- [Written task] Write out the whole listing exactly as it stands.

- [Material shown]

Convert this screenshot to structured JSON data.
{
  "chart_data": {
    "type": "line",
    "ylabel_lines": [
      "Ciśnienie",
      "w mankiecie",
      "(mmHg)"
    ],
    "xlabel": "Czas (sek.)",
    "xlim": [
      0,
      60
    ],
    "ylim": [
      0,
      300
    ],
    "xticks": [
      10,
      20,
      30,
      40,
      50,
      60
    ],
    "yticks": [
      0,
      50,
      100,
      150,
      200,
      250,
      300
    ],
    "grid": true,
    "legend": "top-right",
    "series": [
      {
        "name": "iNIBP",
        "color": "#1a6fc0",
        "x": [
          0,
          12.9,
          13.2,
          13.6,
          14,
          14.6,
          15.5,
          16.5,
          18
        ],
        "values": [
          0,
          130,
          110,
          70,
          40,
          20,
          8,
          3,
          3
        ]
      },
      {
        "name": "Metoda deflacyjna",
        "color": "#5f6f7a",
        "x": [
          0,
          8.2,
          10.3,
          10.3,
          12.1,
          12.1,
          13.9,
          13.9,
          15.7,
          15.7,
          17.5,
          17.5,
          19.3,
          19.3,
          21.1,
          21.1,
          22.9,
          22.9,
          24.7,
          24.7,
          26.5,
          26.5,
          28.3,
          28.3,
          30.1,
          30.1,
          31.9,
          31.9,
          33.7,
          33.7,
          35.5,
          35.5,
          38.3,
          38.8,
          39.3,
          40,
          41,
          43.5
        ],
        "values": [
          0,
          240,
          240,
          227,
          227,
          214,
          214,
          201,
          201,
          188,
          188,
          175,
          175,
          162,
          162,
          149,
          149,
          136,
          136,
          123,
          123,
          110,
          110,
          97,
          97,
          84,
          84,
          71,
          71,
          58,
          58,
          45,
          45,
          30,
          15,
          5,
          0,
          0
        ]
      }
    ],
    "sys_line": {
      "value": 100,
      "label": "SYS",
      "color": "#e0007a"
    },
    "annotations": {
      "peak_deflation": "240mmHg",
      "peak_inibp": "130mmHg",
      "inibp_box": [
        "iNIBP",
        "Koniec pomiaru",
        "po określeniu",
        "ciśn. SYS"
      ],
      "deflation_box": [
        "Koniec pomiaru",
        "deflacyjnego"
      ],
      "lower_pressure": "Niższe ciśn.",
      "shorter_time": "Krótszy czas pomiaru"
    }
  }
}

- [Final answer]
Convert this screenshot to structured JSON data.
{
  "chart_data": {
    "type": "line",
    "ylabel_lines": [
      "Ciśnienie",
      "w mankiecie",
      "(mmHg)"
    ],
    "xlabel": "Czas (sek.)",
    "xlim": [
      0,
      60
    ],
    "ylim": [
      0,
      300
    ],
    "xticks": [
      10,
      20,
      30,
      40,
      50,
      60
    ],
    "yticks": [
      0,
      50,
      100,
      150,
      200,
      250,
      300
    ],
    "grid": true,
    "legend": "top-right",
    "series": [
      {
        "name": "iNIBP",
        "color": "#1a6fc0",
        "x": [
          0,
          12.9,
          13.2,
          13.6,
          14,
          14.6,
          15.5,
          16.5,
          18
        ],
        "values": [
          0,
          130,
          110,
          70,
          40,
          20,
          8,
          3,
          3
        ]
      },
      {
        "name": "Metoda deflacyjna",
        "color": "#5f6f7a",
        "x": [
          0,
          8.2,
          10.3,
          10.3,
          12.1,
          12.1,
          13.9,
          13.9,
          15.7,
          15.7,
          17.5,
          17.5,
          19.3,
          19.3,
          21.1,
          21.1,
          22.9,
          22.9,
          24.7,
          24.7,
          26.5,
          26.5,
          28.3,
          28.3,
          30.1,
          30.1,
          31.9,
          31.9,
          33.7,
          33.7,
          35.5,
          35.5,
          38.3,
          38.8,
          39.3,
          40,
          41,
          43.5
        ],
        "values": [
          0,
          240,
          240,
          227,
          227,
          214,
          214,
          201,
          201,
          188,
          188,
          175,
          175,
          162,
          162,
          149,
          149,
          136,
          136,
          123,
          123,
          110,
          110,
          97,
          97,
          84,
          84,
          71,
          71,
          58,
          58,
          45,
          45,
          30,
          15,
          5,
          0,
          0
        ]
      }
    ],
    "sys_line": {
      "value": 100,
      "label": "SYS",
      "color": "#e0007a"
    },
    "annotations": {
      "peak_deflation": "240mmHg",
      "peak_inibp": "130mmHg",
      "inibp_box": [
        "iNIBP",
        "Koniec pomiaru",
        "po określeniu",
        "ciśn. SYS"
      ],
      "deflation_box": [
        "Koniec pomiaru",
        "deflacyjnego"
      ],
      "lower_pressure": "Niższe ciśn.",
      "shorter_time": "Krótszy czas pomiaru"
    }
  }
}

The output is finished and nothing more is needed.